▶ [Data supplied]
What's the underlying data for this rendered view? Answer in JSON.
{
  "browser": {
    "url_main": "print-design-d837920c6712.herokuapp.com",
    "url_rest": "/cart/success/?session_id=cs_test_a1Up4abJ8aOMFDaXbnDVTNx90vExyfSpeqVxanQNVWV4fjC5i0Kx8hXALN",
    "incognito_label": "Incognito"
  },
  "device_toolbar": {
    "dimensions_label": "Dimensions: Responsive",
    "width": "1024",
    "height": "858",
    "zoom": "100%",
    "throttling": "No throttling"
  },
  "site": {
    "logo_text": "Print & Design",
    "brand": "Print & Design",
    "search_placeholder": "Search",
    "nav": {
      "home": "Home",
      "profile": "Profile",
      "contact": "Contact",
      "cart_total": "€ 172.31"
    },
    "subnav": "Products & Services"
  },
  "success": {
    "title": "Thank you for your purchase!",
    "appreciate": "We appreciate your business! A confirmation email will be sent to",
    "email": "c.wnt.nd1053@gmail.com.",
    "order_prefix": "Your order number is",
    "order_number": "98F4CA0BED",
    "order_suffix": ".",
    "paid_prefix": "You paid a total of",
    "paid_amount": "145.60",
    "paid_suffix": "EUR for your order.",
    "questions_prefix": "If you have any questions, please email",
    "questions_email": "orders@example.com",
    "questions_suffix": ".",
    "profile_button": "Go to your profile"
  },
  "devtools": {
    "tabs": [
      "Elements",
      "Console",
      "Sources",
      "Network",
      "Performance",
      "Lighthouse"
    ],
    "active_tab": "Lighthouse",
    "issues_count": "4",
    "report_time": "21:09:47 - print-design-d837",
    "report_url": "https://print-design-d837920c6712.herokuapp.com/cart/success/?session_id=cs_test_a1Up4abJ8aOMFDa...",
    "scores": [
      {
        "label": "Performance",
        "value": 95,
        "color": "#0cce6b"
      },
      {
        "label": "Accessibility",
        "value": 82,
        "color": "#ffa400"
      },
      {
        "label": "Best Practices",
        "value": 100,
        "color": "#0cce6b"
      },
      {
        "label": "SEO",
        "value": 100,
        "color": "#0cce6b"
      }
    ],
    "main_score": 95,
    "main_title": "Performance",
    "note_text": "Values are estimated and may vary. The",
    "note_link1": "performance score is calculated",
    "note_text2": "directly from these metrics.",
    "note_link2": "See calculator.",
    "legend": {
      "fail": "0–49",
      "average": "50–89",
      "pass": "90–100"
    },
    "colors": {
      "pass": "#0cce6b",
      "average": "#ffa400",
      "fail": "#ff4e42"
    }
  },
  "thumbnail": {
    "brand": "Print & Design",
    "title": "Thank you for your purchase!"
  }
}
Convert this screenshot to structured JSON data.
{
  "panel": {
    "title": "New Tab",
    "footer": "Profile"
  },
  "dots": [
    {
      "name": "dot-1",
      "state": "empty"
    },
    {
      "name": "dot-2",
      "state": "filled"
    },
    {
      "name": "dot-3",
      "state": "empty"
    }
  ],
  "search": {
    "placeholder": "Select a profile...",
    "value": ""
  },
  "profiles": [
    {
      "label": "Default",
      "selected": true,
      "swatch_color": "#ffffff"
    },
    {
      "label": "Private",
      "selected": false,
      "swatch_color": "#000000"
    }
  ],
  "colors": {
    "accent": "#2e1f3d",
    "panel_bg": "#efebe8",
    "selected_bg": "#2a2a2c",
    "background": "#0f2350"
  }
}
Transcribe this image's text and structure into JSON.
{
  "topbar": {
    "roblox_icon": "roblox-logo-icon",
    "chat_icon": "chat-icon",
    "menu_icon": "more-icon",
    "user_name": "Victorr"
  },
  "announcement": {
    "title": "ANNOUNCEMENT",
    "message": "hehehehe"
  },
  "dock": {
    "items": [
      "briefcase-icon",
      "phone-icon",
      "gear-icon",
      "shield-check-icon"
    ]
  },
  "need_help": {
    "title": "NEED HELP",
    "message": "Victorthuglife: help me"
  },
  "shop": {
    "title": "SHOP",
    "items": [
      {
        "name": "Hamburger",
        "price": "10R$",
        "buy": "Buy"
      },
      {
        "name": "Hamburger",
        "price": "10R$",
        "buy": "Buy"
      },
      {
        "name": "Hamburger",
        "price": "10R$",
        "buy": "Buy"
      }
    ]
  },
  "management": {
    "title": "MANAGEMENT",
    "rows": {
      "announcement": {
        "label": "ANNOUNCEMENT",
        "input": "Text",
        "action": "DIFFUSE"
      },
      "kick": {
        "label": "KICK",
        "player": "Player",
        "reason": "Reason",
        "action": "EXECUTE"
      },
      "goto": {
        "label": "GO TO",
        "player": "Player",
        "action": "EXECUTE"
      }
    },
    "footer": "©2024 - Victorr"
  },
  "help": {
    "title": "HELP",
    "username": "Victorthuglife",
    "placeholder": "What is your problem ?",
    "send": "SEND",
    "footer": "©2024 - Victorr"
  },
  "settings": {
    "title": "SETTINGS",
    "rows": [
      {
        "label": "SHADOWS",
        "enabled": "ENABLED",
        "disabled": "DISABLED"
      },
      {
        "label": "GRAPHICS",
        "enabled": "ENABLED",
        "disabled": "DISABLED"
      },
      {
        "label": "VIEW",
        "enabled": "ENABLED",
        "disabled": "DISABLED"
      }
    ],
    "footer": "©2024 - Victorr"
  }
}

▶ [Given task] All of the entries above must be quoted exactly.

▶ [Full solution]
What's the underlying data for this rendered view? Answer in JSON.
{
  "browser": {
    "url_main": "print-design-d837920c6712.herokuapp.com",
    "url_rest": "/cart/success/?session_id=cs_test_a1Up4abJ8aOMFDaXbnDVTNx90vExyfSpeqVxanQNVWV4fjC5i0Kx8hXALN",
    "incognito_label": "Incognito"
  },
  "device_toolbar": {
    "dimensions_label": "Dimensions: Responsive",
    "width": "1024",
    "height": "858",
    "zoom": "100%",
    "throttling": "No throttling"
  },
  "site": {
    "logo_text": "Print & Design",
    "brand": "Print & Design",
    "search_placeholder": "Search",
    "nav": {
      "home": "Home",
      "profile": "Profile",
      "contact": "Contact",
      "cart_total": "€ 172.31"
    },
    "subnav": "Products & Services"
  },
  "success": {
    "title": "Thank you for your purchase!",
    "appreciate": "We appreciate your business! A confirmation email will be sent to",
    "email": "c.wnt.nd1053@gmail.com.",
    "order_prefix": "Your order number is",
    "order_number": "98F4CA0BED",
    "order_suffix": ".",
    "paid_prefix": "You paid a total of",
    "paid_amount": "145.60",
    "paid_suffix": "EUR for your order.",
    "questions_prefix": "If you have any questions, please email",
    "questions_email": "orders@example.com",
    "questions_suffix": ".",
    "profile_button": "Go to your profile"
  },
  "devtools": {
    "tabs": [
      "Elements",
      "Console",
      "Sources",
      "Network",
      "Performance",
      "Lighthouse"
    ],
    "active_tab": "Lighthouse",
    "issues_count": "4",
    "report_time": "21:09:47 - print-design-d837",
    "report_url": "https://print-design-d837920c6712.herokuapp.com/cart/success/?session_id=cs_test_a1Up4abJ8aOMFDa...",
    "scores": [
      {
        "label": "Performance",
        "value": 95,
        "color": "#0cce6b"
      },
      {
        "label": "Accessibility",
        "value": 82,
        "color": "#ffa400"
      },
      {
        "label": "Best Practices",
        "value": 100,
        "color": "#0cce6b"
      },
      {
        "label": "SEO",
        "value": 100,
        "color": "#0cce6b"
      }
    ],
    "main_score": 95,
    "main_title": "Performance",
    "note_text": "Values are estimated and may vary. The",
    "note_link1": "performance score is calculated",
    "note_text2": "directly from these metrics.",
    "note_link2": "See calculator.",
    "legend": {
      "fail": "0–49",
      "average": "50–89",
      "pass": "90–100"
    },
    "colors": {
      "pass": "#0cce6b",
      "average": "#ffa400",
      "fail": "#ff4e42"
    }
  },
  "thumbnail": {
    "brand": "Print & Design",
    "title": "Thank you for your purchase!"
  }
}
Convert this screenshot to structured JSON data.
{
  "panel": {
    "title": "New Tab",
    "footer": "Profile"
  },
  "dots": [
    {
      "name": "dot-1",
      "state": "empty"
    },
    {
      "name": "dot-2",
      "state": "filled"
    },
    {
      "name": "dot-3",
      "state": "empty"
    }
  ],
  "search": {
    "placeholder": "Select a profile...",
    "value": ""
  },
  "profiles": [
    {
      "label": "Default",
      "selected": true,
      "swatch_color": "#ffffff"
    },
    {
      "label": "Private",
      "selected": false,
      "swatch_color": "#000000"
    }
  ],
  "colors": {
    "accent": "#2e1f3d",
    "panel_bg": "#efebe8",
    "selected_bg": "#2a2a2c",
    "background": "#0f2350"
  }
}
Transcribe this image's text and structure into JSON.
{
  "topbar": {
    "roblox_icon": "roblox-logo-icon",
    "chat_icon": "chat-icon",
    "menu_icon": "more-icon",
    "user_name": "Victorr"
  },
  "announcement": {
    "title": "ANNOUNCEMENT",
    "message": "hehehehe"
  },
  "dock": {
    "items": [
      "briefcase-icon",
      "phone-icon",
      "gear-icon",
      "shield-check-icon"
    ]
  },
  "need_help": {
    "title": "NEED HELP",
    "message": "Victorthuglife: help me"
  },
  "shop": {
    "title": "SHOP",
    "items": [
      {
        "name": "Hamburger",
        "price": "10R$",
        "buy": "Buy"
      },
      {
        "name": "Hamburger",
        "price": "10R$",
        "buy": "Buy"
      },
      {
        "name": "Hamburger",
        "price": "10R$",
        "buy": "Buy"
      }
    ]
  },
  "management": {
    "title": "MANAGEMENT",
    "rows": {
      "announcement": {
        "label": "ANNOUNCEMENT",
        "input": "Text",
        "action": "DIFFUSE"
      },
      "kick": {
        "label": "KICK",
        "player": "Player",
        "reason": "Reason",
        "action": "EXECUTE"
      },
      "goto": {
        "label": "GO TO",
        "player": "Player",
        "action": "EXECUTE"
      }
    },
    "footer": "©2024 - Victorr"
  },
  "help": {
    "title": "HELP",
    "username": "Victorthuglife",
    "placeholder": "What is your problem ?",
    "send": "SEND",
    "footer": "©2024 - Victorr"
  },
  "settings": {
    "title": "SETTINGS",
    "rows": [
      {
        "label": "SHADOWS",
        "enabled": "ENABLED",
        "disabled": "DISABLED"
      },
      {
        "label": "GRAPHICS",
        "enabled": "ENABLED",
        "disabled": "DISABLED"
      },
      {
        "label": "VIEW",
        "enabled": "ENABLED",
        "disabled": "DISABLED"
      }
    ],
    "footer": "©2024 - Victorr"
  }
}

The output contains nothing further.